YOUR TASK:
Copy every line that holds "hình".

*****

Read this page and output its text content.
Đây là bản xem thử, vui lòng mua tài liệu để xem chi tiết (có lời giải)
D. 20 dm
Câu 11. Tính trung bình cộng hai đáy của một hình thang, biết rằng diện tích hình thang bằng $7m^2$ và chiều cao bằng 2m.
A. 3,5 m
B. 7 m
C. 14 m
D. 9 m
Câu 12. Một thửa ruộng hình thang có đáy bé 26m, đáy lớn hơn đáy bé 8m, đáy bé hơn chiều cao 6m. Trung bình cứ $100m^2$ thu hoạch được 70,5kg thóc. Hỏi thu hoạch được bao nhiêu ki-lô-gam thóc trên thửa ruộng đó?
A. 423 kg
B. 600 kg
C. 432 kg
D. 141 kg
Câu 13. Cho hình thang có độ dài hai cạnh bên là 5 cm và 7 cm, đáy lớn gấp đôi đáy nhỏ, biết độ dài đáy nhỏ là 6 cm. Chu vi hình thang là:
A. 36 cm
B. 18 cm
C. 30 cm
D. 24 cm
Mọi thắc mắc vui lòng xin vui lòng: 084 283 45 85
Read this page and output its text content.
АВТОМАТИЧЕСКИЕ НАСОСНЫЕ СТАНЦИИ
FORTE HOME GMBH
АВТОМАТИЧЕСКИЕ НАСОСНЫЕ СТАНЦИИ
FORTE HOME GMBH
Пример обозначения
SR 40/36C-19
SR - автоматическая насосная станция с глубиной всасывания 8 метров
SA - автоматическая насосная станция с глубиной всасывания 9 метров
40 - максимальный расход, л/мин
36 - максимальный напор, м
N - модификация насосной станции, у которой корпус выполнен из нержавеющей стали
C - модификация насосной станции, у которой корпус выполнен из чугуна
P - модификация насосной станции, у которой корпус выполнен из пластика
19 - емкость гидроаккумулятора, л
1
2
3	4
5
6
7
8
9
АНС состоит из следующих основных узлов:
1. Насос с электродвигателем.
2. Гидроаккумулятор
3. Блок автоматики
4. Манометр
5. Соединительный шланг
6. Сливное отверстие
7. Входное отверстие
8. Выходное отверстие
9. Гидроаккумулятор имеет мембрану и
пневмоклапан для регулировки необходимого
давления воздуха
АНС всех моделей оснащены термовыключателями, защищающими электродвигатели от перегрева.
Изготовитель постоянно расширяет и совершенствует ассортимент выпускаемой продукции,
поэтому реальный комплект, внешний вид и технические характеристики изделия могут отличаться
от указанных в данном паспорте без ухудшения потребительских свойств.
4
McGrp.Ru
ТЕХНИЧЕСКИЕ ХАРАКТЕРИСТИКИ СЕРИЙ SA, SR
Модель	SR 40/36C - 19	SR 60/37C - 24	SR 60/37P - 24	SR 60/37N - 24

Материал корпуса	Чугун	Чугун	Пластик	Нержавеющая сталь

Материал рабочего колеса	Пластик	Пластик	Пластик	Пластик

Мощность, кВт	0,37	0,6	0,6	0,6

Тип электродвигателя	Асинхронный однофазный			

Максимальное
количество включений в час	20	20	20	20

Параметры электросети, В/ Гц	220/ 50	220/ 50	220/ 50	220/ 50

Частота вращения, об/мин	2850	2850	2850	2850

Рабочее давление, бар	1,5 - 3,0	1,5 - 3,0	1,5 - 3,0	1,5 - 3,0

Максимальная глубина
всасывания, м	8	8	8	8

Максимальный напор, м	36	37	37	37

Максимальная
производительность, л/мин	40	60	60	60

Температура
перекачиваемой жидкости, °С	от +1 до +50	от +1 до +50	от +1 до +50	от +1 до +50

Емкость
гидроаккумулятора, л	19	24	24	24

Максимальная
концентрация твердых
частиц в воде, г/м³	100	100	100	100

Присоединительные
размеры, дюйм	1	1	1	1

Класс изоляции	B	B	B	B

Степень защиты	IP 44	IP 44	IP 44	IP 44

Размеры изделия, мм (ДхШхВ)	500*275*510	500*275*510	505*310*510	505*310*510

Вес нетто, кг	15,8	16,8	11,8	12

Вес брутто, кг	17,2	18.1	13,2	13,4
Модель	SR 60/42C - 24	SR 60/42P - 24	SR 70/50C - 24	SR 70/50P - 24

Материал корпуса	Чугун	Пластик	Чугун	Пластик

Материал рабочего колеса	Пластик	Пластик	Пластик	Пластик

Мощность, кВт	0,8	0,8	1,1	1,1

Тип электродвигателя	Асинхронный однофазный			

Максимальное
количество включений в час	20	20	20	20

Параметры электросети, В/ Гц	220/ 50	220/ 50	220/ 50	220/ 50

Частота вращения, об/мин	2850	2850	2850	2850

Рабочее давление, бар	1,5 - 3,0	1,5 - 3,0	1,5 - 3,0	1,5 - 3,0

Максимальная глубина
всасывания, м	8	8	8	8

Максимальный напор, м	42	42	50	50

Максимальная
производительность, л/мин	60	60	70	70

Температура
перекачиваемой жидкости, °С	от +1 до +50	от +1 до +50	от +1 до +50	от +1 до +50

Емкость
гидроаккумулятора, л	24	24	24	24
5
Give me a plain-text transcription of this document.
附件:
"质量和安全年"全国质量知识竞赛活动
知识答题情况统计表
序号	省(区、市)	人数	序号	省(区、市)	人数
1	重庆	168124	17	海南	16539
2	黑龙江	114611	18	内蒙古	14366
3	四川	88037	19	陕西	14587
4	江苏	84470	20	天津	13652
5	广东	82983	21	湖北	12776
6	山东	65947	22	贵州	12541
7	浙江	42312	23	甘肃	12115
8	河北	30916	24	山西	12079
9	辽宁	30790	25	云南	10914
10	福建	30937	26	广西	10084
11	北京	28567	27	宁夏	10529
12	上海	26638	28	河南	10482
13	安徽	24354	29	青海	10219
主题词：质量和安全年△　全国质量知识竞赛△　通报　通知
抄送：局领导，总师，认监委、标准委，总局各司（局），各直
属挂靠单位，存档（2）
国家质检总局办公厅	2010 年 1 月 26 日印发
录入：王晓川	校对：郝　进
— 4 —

*****

SOLUTION BELOW:
Câu 11. Tính trung bình cộng hai đáy của một hình thang, biết rằng diện tích hình thang bằng $7m^2$ và chiều cao bằng 2m.
Câu 12. Một thửa ruộng hình thang có đáy bé 26m, đáy lớn hơn đáy bé 8m, đáy bé hơn chiều cao 6m. Trung bình cứ $100m^2$ thu hoạch được 70,5kg thóc. Hỏi thu hoạch được bao nhiêu ki-lô-gam thóc trên thửa ruộng đó?
Câu 13. Cho hình thang có độ dài hai cạnh bên là 5 cm và 7 cm, đáy lớn gấp đôi đáy nhỏ, biết độ dài đáy nhỏ là 6 cm. Chu vi hình thang là:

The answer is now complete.